En voilà un sujet intéressant! Non ?
C'est qu'il y a beaucoup à en dire, et que
ça préoccupe beaucoup de gens.
C'est sans doute l'un des sujets dont me
parle le plus mon entourage, à part les pesticides et le bio, bien sûr.
Mais d’abord, c’est quoi la saveur ?
C’est une série de composés chimiques,
naturellement sécrétés par la plante, en fonction de ses besoins.
La plante ne cherche pas à nous faire
plaisir, elle cherche avant tout à
satisfaire ses propres besoins de multiplication et d'extension, et ses besoins
d'autodéfense.
Certains composés aromatiques sont donc
destinés à attirer des animaux dans le but de disperser les graines, d'autres
au contraire sont des composés répulsifs, irritants ou toxiques, destinés à
éviter la destruction de la graine ou de la plante elle-même, par les animaux.

○ ○ ○ ○

→ **À COMPLÉTER**:
• A. D'après le texte sur la saveur, quels besoins la plante cherche-t-elle avant tout à satisfaire ?
• B. Traduisez en anglais cette phrase du texte sur la saveur : « C’est une série de composés chimiques, naturellement sécrétés par la plante, en fonction de ses besoins. »
• C. Recopiez le passage du texte sur la saveur qui commence aux mots « C'est sans doute » et s'arrête après « de ses besoins. ».

○ ○ ○ ○

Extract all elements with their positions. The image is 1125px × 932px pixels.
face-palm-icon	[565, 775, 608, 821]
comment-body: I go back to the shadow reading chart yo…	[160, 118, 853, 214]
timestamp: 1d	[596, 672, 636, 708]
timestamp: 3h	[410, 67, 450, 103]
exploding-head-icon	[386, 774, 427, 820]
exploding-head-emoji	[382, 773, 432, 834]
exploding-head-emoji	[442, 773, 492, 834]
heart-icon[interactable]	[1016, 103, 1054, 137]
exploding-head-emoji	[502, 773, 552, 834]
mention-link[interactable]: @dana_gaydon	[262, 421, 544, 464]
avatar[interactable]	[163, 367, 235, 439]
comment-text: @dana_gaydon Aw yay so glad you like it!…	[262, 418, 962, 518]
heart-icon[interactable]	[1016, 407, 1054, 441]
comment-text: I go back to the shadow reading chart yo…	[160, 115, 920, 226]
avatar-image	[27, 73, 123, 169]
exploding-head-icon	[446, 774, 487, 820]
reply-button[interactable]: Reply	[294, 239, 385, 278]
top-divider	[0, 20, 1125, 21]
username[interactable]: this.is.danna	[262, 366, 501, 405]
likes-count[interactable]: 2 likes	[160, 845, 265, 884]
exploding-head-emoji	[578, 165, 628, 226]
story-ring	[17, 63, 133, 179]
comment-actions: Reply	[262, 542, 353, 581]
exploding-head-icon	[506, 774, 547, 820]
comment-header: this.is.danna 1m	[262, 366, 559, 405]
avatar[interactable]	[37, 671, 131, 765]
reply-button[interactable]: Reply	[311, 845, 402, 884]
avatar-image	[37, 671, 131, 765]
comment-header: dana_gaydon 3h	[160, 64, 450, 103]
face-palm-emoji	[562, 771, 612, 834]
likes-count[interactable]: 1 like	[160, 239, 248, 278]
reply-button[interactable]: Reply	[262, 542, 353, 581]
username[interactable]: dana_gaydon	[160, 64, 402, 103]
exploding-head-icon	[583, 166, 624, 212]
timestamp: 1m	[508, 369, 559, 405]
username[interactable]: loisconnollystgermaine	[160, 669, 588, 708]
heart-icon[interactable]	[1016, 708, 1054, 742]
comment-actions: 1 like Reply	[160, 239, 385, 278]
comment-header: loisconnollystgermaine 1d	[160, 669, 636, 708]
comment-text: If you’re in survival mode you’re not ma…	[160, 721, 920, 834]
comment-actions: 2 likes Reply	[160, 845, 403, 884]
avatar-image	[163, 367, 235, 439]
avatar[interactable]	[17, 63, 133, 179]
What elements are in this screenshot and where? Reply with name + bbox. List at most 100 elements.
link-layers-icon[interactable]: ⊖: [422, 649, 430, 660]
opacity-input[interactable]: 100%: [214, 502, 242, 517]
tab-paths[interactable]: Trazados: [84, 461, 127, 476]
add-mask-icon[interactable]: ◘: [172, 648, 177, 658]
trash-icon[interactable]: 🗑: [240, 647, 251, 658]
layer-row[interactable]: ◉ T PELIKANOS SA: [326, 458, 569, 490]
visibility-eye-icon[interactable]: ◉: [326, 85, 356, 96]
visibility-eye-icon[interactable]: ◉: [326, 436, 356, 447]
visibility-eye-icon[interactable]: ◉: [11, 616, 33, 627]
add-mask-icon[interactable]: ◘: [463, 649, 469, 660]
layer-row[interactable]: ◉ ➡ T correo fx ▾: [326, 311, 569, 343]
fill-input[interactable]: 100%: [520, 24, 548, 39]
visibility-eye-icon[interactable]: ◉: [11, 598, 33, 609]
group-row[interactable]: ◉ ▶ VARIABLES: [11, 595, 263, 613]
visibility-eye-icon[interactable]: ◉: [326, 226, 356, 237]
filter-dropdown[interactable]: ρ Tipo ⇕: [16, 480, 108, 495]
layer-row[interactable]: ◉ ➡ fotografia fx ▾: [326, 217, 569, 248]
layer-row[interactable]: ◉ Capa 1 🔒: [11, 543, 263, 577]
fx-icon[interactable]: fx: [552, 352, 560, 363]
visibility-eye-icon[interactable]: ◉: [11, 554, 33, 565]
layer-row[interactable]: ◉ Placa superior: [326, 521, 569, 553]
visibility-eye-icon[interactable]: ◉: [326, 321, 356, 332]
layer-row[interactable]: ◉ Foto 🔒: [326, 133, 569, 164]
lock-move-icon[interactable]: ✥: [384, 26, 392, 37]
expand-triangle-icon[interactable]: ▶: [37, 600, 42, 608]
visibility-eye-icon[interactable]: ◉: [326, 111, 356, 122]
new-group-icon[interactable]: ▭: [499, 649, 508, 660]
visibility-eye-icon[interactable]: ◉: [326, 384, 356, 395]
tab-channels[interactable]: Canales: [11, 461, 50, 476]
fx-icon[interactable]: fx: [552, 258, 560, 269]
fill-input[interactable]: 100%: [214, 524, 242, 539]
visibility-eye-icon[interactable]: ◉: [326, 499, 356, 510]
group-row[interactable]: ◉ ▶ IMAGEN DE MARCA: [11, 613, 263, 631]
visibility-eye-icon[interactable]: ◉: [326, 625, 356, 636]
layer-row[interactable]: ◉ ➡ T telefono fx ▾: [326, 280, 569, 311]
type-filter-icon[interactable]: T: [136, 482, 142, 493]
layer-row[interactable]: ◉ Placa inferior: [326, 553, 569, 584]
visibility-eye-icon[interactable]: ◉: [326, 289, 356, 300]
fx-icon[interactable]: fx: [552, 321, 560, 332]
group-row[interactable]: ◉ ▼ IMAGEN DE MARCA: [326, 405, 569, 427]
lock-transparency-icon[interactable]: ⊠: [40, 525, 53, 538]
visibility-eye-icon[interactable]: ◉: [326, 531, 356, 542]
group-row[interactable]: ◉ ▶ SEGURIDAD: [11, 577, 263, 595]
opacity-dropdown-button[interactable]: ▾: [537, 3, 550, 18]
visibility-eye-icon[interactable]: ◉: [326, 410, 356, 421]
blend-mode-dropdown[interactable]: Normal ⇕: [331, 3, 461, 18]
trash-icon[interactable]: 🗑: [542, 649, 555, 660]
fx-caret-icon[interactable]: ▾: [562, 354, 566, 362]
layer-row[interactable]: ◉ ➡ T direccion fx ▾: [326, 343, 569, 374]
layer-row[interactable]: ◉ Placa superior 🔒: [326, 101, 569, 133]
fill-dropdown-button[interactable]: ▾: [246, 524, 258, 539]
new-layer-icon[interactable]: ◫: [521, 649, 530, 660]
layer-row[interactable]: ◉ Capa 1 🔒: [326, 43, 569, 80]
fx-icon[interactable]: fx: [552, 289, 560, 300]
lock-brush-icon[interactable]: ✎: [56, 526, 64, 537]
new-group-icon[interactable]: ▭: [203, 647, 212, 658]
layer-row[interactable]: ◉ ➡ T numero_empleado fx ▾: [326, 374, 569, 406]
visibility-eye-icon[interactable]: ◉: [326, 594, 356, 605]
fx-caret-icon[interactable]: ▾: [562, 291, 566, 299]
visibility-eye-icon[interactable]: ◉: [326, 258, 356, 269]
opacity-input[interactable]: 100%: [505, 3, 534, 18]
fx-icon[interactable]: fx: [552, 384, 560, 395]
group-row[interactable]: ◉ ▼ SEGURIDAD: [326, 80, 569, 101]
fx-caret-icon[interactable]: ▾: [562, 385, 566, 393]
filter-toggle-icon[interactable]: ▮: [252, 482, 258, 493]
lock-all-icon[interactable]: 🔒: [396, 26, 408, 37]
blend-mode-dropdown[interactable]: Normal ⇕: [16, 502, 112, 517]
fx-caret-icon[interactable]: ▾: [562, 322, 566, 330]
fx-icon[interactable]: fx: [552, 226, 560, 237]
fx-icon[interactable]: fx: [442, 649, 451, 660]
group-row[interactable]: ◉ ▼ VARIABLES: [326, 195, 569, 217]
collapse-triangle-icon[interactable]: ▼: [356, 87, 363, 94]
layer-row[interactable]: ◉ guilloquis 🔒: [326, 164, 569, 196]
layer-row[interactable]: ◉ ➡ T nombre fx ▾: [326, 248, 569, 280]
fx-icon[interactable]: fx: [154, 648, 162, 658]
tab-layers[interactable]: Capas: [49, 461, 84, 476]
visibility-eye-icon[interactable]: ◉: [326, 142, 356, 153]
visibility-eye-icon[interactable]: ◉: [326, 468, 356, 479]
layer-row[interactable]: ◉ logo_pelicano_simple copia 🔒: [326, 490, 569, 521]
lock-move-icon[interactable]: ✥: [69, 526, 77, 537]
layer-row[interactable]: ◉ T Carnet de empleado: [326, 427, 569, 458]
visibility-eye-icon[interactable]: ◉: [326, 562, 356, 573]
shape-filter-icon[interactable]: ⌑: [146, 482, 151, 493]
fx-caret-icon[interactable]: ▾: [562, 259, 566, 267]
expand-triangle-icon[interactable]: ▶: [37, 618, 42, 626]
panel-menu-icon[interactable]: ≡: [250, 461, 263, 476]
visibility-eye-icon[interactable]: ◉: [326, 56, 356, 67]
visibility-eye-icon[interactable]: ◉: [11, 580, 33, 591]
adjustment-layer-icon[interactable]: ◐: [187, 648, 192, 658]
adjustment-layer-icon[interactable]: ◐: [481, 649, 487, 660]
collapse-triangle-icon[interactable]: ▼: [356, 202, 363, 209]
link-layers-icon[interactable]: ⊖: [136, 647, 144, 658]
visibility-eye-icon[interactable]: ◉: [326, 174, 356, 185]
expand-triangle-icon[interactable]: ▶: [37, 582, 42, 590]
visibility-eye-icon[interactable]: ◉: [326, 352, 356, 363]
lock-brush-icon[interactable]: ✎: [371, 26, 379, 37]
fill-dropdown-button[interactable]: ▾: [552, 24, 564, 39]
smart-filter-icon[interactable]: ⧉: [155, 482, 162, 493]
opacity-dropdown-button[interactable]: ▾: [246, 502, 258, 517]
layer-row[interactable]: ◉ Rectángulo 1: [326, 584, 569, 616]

○ ○ ○ ○

→ **RÉSULTATS DE L'EXERCICE**:
• A. Ses propres besoins de multiplication et d'extension, et ses besoins d'autodéfense.

• B. It is a series of chemical compounds, naturally secreted by the plant according to its needs.

• C.
C'est sans doute l'un des sujets dont me
parle le plus mon entourage, à part les pesticides et le bio, bien sûr.
Mais d’abord, c’est quoi la saveur ?
C’est une série de composés chimiques,
naturellement sécrétés par la plante, en fonction de ses besoins.